Exercises:
a) Copy out the entire Barcelona passage word for word.
b) How many lines in the rows contain the string "Hattricks"? Reply with the number alone.

Document excerpt:
----------------

His view of balance was that a home should only be 1/6th the size of the footprint of the land it occupied, the rest dedicated to nature and worship of its form.  I visit each location in that order – Sagrada Famila first then Park Guell and his museum second – and am pleased  that I’ve chanced upon this order.

What else?
 The remainder of my time in Barcelona is spread across some self-maintenance (see separate post on “lets get something straight”) and sampling another sea in the form of the Mediterranean. 

Let’s continue there first.
 

There is a pace and style of the people here that is to be envied.  Along with the ready smiles is a jeux de vivre (sorry, my Spanish doesn’t extend to the relevant translation). 

This is a tourist town but does not compromise a local feel and places in being so.    There’s something about Europe I sense where tourists tend to congregate to crowds. Like attracts like and this can be found on the waterfront and corresponding (clean and pristine) beaches near the marinas and world trade centre (at the Northern) end of the beach in Barcelona.


Beaches – pristine and sparkling

Let’s head south – after all, I am a farming lad from a sparsely populated country and don’t tend to gravitate to crowds.  I was also immersed from an early age in foreign cultures and tend to seek out the local places and sights rather than those more heavily trodden by foreign foot fall. 

We head south – we can either walk along the coastline (for a leisurely and beautiful golden sand meets crystal sea beachside walk) or fast track ourselves by taking the L4 Metro line in the La Pau direction and getting off at the El Maresme Forum.  I have a 10 trip public transport ticket worth 10 Euro to use up so opt for this method of transport.


There are 10 beaches in total in the Barcelona town area stretching north to south across 4.5km of coastline. The southern most are frequented by locals.  Each is beside the next separated by a breakwater.  While many don’t associate Barcelona with pristine swimming beaches, the world has a lot to thank the Barcelona Olympics for.  These are some of the most pristine, clean and swimmer friendly beaches to be found in a major city in the World.

----------------

Data section:
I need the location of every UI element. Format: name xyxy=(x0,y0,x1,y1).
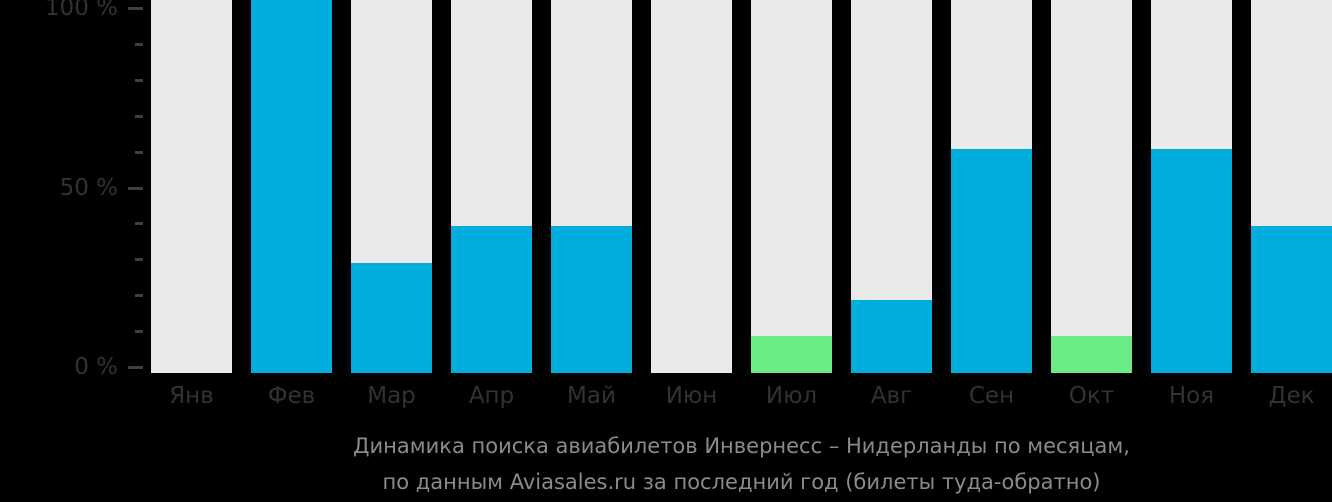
x-axis-label-Июн: Июн xyxy=(665,383,718,409)
bar-fill-Мар xyxy=(351,263,432,373)
bar-column-Авг xyxy=(851,0,932,373)
bar-fill-Май xyxy=(551,226,632,373)
y-minor-tick-70 xyxy=(135,115,143,118)
y-minor-tick-40 xyxy=(135,222,143,225)
y-minor-tick-80 xyxy=(135,79,143,82)
bar-fill-Апр xyxy=(451,226,532,373)
bar-fill-Фев xyxy=(251,0,332,373)
bar-fill-Окт xyxy=(1051,336,1132,373)
bar-column-Апр xyxy=(451,0,532,373)
bar-fill-Авг xyxy=(851,300,932,373)
x-axis-label-Ноя: Ноя xyxy=(1168,383,1215,409)
bar-column-Июн xyxy=(651,0,732,373)
bar-column-Фев xyxy=(251,0,332,373)
x-axis-label-Мар: Мар xyxy=(367,383,416,409)
y-major-tick-100 xyxy=(128,7,143,10)
x-axis-label-Май: Май xyxy=(567,383,616,409)
bar-column-Дек xyxy=(1251,0,1332,373)
x-axis-label-Авг: Авг xyxy=(870,383,913,409)
y-minor-tick-10 xyxy=(135,330,143,333)
chart-subtitle: по данным Aviasales.ru за последний год … xyxy=(382,470,1101,494)
bar-column-Май xyxy=(551,0,632,373)
bar-fill-Сен xyxy=(951,149,1032,373)
y-minor-tick-60 xyxy=(135,151,143,154)
x-axis-label-Окт: Окт xyxy=(1068,383,1115,409)
bar-column-Июл xyxy=(751,0,832,373)
bar-column-Мар xyxy=(351,0,432,373)
y-axis-label-0: 0 % xyxy=(74,354,118,380)
x-axis-label-Апр: Апр xyxy=(468,383,515,409)
y-minor-tick-90 xyxy=(135,43,143,46)
y-minor-tick-20 xyxy=(135,294,143,297)
x-axis-label-Дек: Дек xyxy=(1268,383,1315,409)
bar-column-Сен xyxy=(951,0,1032,373)
bar-fill-Дек xyxy=(1251,226,1332,373)
y-axis-label-100: 100 % xyxy=(44,0,118,21)
y-minor-tick-30 xyxy=(135,258,143,261)
x-axis-label-Фев: Фев xyxy=(267,383,316,409)
x-axis-label-Июл: Июл xyxy=(765,383,818,409)
x-axis-label-Сен: Сен xyxy=(968,383,1015,409)
y-major-tick-0 xyxy=(128,366,143,369)
bar-fill-Июл xyxy=(751,336,832,373)
bar-fill-Ноя xyxy=(1151,149,1232,373)
bar-column-Окт xyxy=(1051,0,1132,373)
x-axis-label-Янв: Янв xyxy=(169,383,214,409)
chart-title: Динамика поиска авиабилетов Инвернесс – … xyxy=(353,434,1130,458)
bar-column-Ноя xyxy=(1151,0,1232,373)
bar-column-Янв xyxy=(151,0,232,373)
y-axis-label-50: 50 % xyxy=(59,175,118,201)
y-major-tick-50 xyxy=(128,187,143,190)
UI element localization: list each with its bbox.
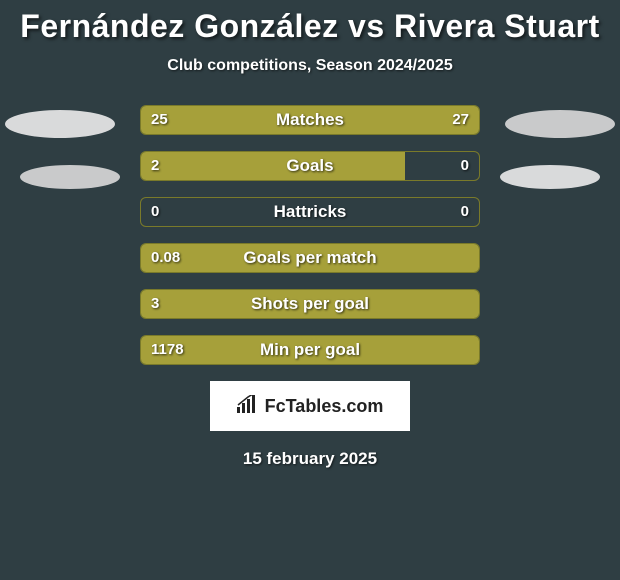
page-title: Fernández González vs Rivera Stuart (0, 8, 620, 45)
stat-value-right: 0 (461, 152, 469, 180)
stat-row-min-per-goal: 1178 Min per goal (140, 335, 480, 365)
infographic-container: Fernández González vs Rivera Stuart Club… (0, 0, 620, 469)
player-left-ellipse-2 (20, 165, 120, 189)
player-right-ellipse-1 (505, 110, 615, 138)
chart-icon (237, 395, 259, 418)
stat-label: Min per goal (141, 336, 479, 364)
stat-row-matches: 25 Matches 27 (140, 105, 480, 135)
stat-label: Shots per goal (141, 290, 479, 318)
page-subtitle: Club competitions, Season 2024/2025 (0, 57, 620, 75)
stat-label: Hattricks (141, 198, 479, 226)
stat-label: Goals per match (141, 244, 479, 272)
stat-value-right: 0 (461, 198, 469, 226)
player-right-ellipse-2 (500, 165, 600, 189)
player-left-ellipse-1 (5, 110, 115, 138)
stat-row-goals-per-match: 0.08 Goals per match (140, 243, 480, 273)
stat-row-shots-per-goal: 3 Shots per goal (140, 289, 480, 319)
stat-row-hattricks: 0 Hattricks 0 (140, 197, 480, 227)
stat-value-right: 27 (452, 106, 469, 134)
stat-row-goals: 2 Goals 0 (140, 151, 480, 181)
bars-wrap: 25 Matches 27 2 Goals 0 0 Hattricks 0 (140, 105, 480, 365)
date-text: 15 february 2025 (0, 449, 620, 469)
brand-name: FcTables.com (265, 396, 384, 417)
stat-label: Matches (141, 106, 479, 134)
stats-area: 25 Matches 27 2 Goals 0 0 Hattricks 0 (0, 105, 620, 469)
brand-logo: FcTables.com (210, 381, 410, 431)
stat-label: Goals (141, 152, 479, 180)
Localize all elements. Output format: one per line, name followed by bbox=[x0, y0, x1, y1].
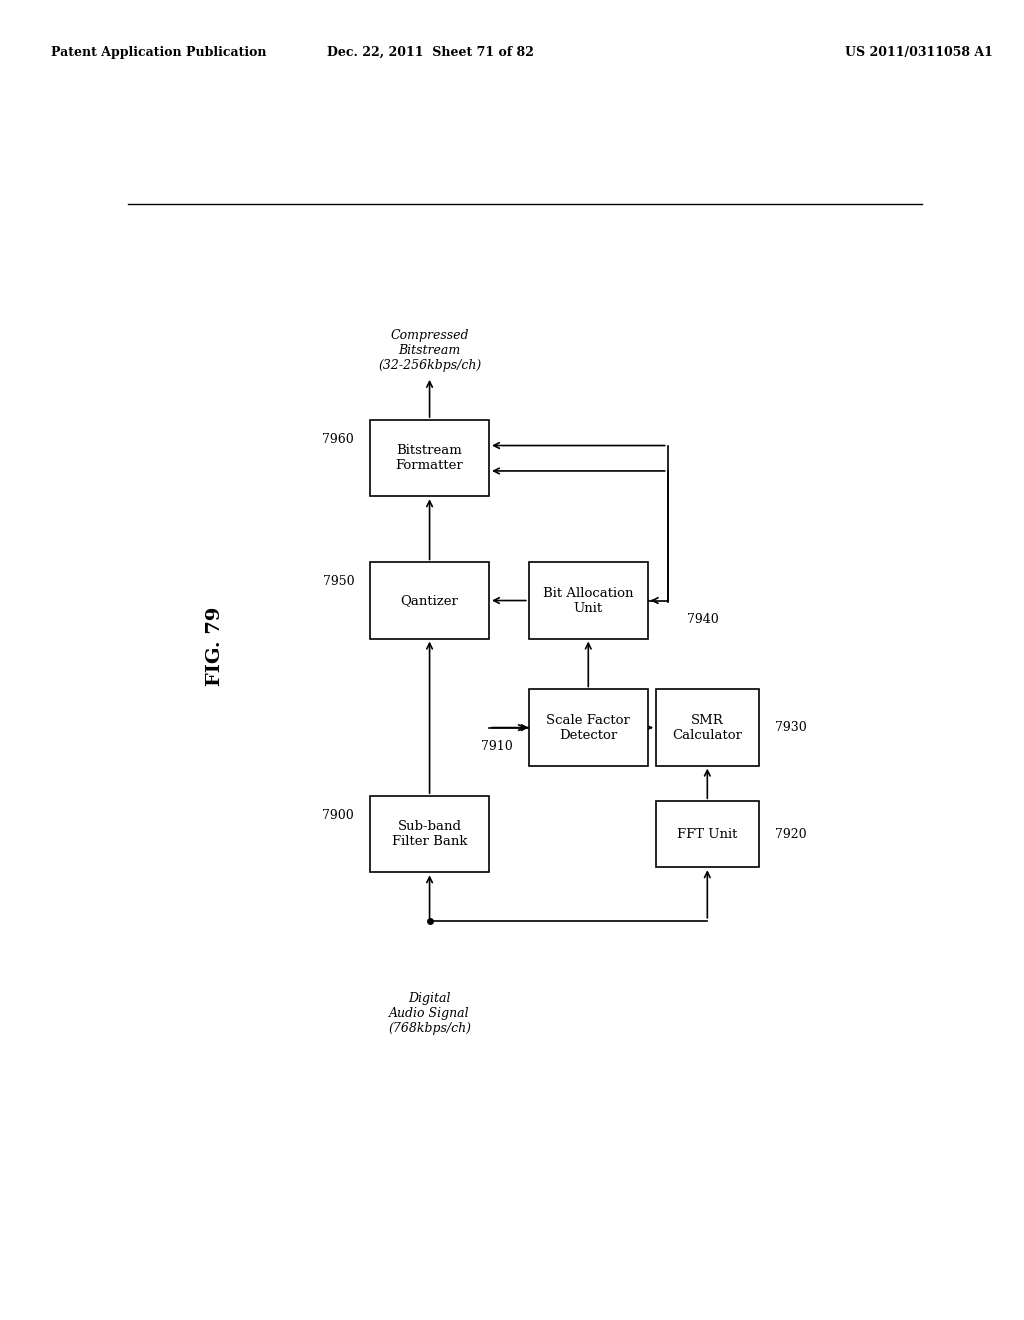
Text: 7900: 7900 bbox=[323, 809, 354, 822]
Text: 7940: 7940 bbox=[687, 612, 719, 626]
Text: Scale Factor
Detector: Scale Factor Detector bbox=[547, 714, 630, 742]
Text: Sub-band
Filter Bank: Sub-band Filter Bank bbox=[392, 820, 467, 849]
Text: Dec. 22, 2011  Sheet 71 of 82: Dec. 22, 2011 Sheet 71 of 82 bbox=[327, 46, 534, 59]
Bar bbox=[528, 689, 648, 766]
Text: US 2011/0311058 A1: US 2011/0311058 A1 bbox=[846, 46, 993, 59]
Text: Digital
Audio Signal
(768kbps/ch): Digital Audio Signal (768kbps/ch) bbox=[388, 991, 471, 1035]
Text: 7910: 7910 bbox=[481, 741, 513, 754]
Bar bbox=[370, 420, 489, 496]
Text: Patent Application Publication: Patent Application Publication bbox=[51, 46, 266, 59]
Bar bbox=[370, 796, 489, 873]
Text: Bitstream
Formatter: Bitstream Formatter bbox=[395, 445, 464, 473]
Text: 7950: 7950 bbox=[323, 576, 354, 587]
Text: Compressed
Bitstream
(32-256kbps/ch): Compressed Bitstream (32-256kbps/ch) bbox=[378, 329, 481, 372]
Text: FIG. 79: FIG. 79 bbox=[206, 607, 224, 686]
Text: Qantizer: Qantizer bbox=[400, 594, 459, 607]
Bar bbox=[655, 689, 759, 766]
Bar bbox=[528, 562, 648, 639]
Text: 7930: 7930 bbox=[775, 721, 807, 734]
Bar bbox=[370, 562, 489, 639]
Text: 7960: 7960 bbox=[323, 433, 354, 446]
Text: FFT Unit: FFT Unit bbox=[677, 828, 737, 841]
Text: 7920: 7920 bbox=[775, 828, 807, 841]
Bar bbox=[655, 801, 759, 867]
Text: SMR
Calculator: SMR Calculator bbox=[673, 714, 742, 742]
Text: Bit Allocation
Unit: Bit Allocation Unit bbox=[543, 586, 634, 615]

----------------

Solutions per task:
a)
His view of balance was that a home should only be 1/6th the size of the footprint of the land it occupied, the rest dedicated to nature and worship of its form.  I visit each location in that order – Sagrada Famila first then Park Guell and his museum second – and am pleased  that I’ve chanced upon this order.

What else?
 The remainder of my time in Barcelona is spread across some self-maintenance (see separate post on “lets get something straight”) and sampling another sea in the form of the Mediterranean. 

Let’s continue there first.
 

There is a pace and style of the people here that is to be envied.  Along with the ready smiles is a jeux de vivre (sorry, my Spanish doesn’t extend to the relevant translation). 

This is a tourist town but does not compromise a local feel and places in being so.    There’s something about Europe I sense where tourists tend to congregate to crowds. Like attracts like and this can be found on the waterfront and corresponding (clean and pristine) beaches near the marinas and world trade centre (at the Northern) end of the beach in Barcelona.


Beaches – pristine and sparkling

Let’s head south – after all, I am a farming lad from a sparsely populated country and don’t tend to gravitate to crowds.  I was also immersed from an early age in foreign cultures and tend to seek out the local places and sights rather than those more heavily trodden by foreign foot fall. 

We head south – we can either walk along the coastline (for a leisurely and beautiful golden sand meets crystal sea beachside walk) or fast track ourselves by taking the L4 Metro line in the La Pau direction and getting off at the El Maresme Forum.  I have a 10 trip public transport ticket worth 10 Euro to use up so opt for this method of transport.


There are 10 beaches in total in the Barcelona town area stretching north to south across 4.5km of coastline. The southern most are frequented by locals.  Each is beside the next separated by a breakwater.  While many don’t associate Barcelona with pristine swimming beaches, the world has a lot to thank the Barcelona Olympics for.  These are some of the most pristine, clean and swimmer friendly beaches to be found in a major city in the World.

b) 4